--- Start of EXTRACT ---
Jobs API updates

Preview

This article discusses API updates that support the orchestration of multiple tasks using Databricks jobs, a feature in Public Preview. For information about creating, running, and managing single-task jobs using the generally-available Jobs API, see Jobs API.

You can now orchestrate multiple tasks with Databricks jobs. This article details changes to the Jobs API that support jobs with multiple tasks and provides guidance to help you update your existing API clients to work with this new feature.

This article refers to jobs defined with a single task as single-task format and jobs defined with multiple tasks as multi-task format.

Requirements

An administrator must enable support for jobs with multiple tasks in the Databricks admin console.

API changes

The Jobs API now defines the TaskSettings data structure to capture settings for each task in a job. For multi-task format jobs, the tasks field, an array of TaskSettings data structures, is included in JobSettings. Some fields previously part of JobSettings, for example, cluster specifications, are now part of the task settings for multi-task format jobs. JobSettings is also updated to include the format field. The format field indicates the format of the job and is a STRING value set to SINGLE_TASK or MULTI_TASK.

You need to update your existing API clients for these changes to JobSettings for multi-task format jobs. See the API client guide for more information on required changes.

An example JSON document representing a multi-task format job:

{
  "job_id": 53,
  "settings": {
    "name": "A job with multiple tasks",
    "email_notifications": {},
    "timeout_seconds": 0,
    "max_concurrent_runs": 1,
    "tasks": [
      {
        "task_key": "clean_data",
        "description": "Clean and prepare the data",
        "notebook_task": {
          "notebook_path": "/Users/user@databricks.com/clean-data"
--- End of EXTRACT ---
→ PROBLEMS AND TASKS
- a) In the Jobs API updates text, what two values can the format field be set to?
- b) Translate this sentence from the Jobs API updates text into Spanish: "An administrator must enable support for jobs with multiple tasks in the Databricks admin console."
- c) Pick up the Jobs API updates text after its last line and carry it on.
The listing after this is not needed.
--- Start of EXCERPTED DATA ---
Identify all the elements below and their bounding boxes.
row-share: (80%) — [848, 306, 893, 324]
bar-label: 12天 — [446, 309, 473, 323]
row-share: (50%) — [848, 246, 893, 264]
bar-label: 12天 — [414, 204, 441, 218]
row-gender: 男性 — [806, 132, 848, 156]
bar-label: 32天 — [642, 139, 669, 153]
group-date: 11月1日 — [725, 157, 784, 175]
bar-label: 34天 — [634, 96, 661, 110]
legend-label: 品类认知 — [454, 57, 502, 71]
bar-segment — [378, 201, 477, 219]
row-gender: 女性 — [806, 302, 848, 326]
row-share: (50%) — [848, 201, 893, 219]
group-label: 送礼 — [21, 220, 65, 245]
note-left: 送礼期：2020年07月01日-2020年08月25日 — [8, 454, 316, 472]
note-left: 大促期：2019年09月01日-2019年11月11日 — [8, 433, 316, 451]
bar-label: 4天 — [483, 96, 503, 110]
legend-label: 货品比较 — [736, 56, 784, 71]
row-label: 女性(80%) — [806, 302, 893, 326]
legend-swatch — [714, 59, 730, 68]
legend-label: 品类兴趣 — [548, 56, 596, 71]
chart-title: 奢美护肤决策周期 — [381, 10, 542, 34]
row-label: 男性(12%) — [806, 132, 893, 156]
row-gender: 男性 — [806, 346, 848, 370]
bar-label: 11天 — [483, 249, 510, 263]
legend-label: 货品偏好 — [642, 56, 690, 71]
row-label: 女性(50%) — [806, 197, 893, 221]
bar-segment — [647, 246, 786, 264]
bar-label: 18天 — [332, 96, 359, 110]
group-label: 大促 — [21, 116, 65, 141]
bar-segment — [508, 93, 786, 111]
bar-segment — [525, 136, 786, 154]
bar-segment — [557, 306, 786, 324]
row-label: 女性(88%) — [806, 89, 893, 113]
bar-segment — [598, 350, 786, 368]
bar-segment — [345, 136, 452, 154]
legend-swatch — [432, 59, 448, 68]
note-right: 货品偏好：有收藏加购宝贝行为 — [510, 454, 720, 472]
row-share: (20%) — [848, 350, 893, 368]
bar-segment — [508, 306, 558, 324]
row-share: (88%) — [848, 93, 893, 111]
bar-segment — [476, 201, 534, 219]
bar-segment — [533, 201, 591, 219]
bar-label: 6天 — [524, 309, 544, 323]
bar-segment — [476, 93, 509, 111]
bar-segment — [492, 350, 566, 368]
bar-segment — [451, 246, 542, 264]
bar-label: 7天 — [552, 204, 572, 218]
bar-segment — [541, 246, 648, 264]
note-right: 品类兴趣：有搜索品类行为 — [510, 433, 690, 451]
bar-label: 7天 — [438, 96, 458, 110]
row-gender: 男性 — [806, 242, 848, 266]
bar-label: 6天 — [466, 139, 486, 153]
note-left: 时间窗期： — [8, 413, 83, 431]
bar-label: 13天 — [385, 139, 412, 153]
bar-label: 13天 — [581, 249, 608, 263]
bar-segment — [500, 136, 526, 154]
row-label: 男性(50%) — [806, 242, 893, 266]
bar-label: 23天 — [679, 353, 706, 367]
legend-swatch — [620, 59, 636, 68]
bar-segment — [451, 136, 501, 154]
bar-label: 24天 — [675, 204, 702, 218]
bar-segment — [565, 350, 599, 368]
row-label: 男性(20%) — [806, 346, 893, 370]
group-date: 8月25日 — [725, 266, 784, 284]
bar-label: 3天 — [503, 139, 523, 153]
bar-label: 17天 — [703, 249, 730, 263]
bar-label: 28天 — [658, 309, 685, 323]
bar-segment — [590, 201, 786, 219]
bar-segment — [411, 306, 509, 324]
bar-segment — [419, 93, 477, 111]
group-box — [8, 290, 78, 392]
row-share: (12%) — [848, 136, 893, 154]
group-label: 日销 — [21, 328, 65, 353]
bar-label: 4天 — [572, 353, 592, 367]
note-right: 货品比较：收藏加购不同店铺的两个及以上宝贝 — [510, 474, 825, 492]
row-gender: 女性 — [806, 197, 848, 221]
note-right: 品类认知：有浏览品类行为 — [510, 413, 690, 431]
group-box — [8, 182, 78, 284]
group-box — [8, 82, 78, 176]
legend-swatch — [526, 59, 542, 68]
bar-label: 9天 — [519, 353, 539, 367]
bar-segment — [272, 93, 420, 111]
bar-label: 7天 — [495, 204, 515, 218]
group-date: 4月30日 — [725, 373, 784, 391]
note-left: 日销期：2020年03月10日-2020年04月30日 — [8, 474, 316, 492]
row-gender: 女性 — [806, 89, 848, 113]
--- End of EXCERPTED DATA ---
→ RESPONSES IN ORDER
- a) SINGLE_TASK or MULTI_TASK.

- b) Un administrador debe habilitar la compatibilidad con trabajos de varias tareas en la consola de administración de Databricks.

- c)
        },
        "existing_cluster_id": "1201-my-cluster",
        "max_retries": 3,
        "min_retry_interval_millis": 0,
        "retry_on_timeout": true,
        "timeout_seconds": 3600,
        "email_notifications": {}
      },
      {
        "task_key": "analyze_data",
        "description": "Perform an analysis of the data",
        "notebook_task": {
          "notebook_path": "/Users/user@databricks.com/analyze-data"
        },
        "depends_on": [
          {
            "task_key": "clean_data"
          }
        ],
        "existing_cluster_id": "1201-my-cluster",
        "max_retries": 3,
        "min_retry_interval_millis": 0,
        "retry_on_timeout": true,
        "timeout_seconds": 3600,
        "email_notifications": {}
      }
    ],
    "format": "MULTI_TASK"
  },
  "created_time": 1625841911296,
  "creator_user_name": "user@databricks.com",
  "run_as_user_name": "user@databricks.com"
}

For single-task format jobs, the JobSettings data structure remains unchanged except for the addition of the format field. No TaskSettings array is included, and the task settings remain defined at the top level of the JobSettings data structure. You will not need to make changes to your existing API clients to process single-task format jobs.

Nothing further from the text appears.